◆ GIVEN INSTRUCTION ◆
From the listing below, pull out every line where the string "сфере" appears.

╭─ SOURCE MATERIAL

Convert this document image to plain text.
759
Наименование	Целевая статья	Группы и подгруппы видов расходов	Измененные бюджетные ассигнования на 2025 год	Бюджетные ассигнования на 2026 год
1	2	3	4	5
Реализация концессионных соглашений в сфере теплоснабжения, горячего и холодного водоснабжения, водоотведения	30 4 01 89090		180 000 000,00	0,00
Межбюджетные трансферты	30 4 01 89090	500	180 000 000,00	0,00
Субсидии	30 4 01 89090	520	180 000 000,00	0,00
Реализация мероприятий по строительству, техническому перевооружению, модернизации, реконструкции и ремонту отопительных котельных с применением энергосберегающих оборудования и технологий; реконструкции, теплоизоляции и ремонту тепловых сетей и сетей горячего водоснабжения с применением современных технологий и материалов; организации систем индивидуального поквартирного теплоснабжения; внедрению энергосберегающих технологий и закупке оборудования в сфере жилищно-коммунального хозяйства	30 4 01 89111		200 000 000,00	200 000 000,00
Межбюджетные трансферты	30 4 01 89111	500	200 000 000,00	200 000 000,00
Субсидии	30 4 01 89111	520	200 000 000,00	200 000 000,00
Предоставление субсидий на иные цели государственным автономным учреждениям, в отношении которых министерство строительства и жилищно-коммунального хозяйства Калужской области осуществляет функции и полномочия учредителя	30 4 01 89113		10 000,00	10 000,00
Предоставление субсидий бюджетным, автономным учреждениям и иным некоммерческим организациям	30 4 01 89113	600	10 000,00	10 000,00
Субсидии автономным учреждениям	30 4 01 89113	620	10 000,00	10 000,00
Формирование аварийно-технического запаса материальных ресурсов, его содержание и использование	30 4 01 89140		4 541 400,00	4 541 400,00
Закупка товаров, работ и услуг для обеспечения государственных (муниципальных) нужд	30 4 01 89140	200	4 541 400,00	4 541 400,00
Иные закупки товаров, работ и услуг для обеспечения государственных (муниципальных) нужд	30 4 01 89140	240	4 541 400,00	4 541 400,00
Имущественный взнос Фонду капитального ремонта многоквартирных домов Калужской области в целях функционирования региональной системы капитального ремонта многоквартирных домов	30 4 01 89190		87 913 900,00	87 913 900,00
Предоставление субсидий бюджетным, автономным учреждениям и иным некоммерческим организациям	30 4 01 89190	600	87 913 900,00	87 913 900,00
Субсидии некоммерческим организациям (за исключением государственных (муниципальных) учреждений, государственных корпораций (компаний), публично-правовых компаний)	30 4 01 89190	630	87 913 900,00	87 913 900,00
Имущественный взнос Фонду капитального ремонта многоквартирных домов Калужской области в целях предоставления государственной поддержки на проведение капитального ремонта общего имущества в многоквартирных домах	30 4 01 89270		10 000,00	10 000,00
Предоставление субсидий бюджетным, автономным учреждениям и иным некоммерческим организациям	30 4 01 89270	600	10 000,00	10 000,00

╰─

◆ EXPECTED OUTPUT ◆
Реализация концессионных соглашений в сфере теплоснабжения, горячего и холодного водоснабжения, водоотведения	30 4 01 89090		180 000 000,00	0,00
Реализация мероприятий по строительству, техническому перевооружению, модернизации, реконструкции и ремонту отопительных котельных с применением энергосберегающих оборудования и технологий; реконструкции, теплоизоляции и ремонту тепловых сетей и сетей горячего водоснабжения с применением современных технологий и материалов; организации систем индивидуального поквартирного теплоснабжения; внедрению энергосберегающих технологий и закупке оборудования в сфере жилищно-коммунального хозяйства	30 4 01 89111		200 000 000,00	200 000 000,00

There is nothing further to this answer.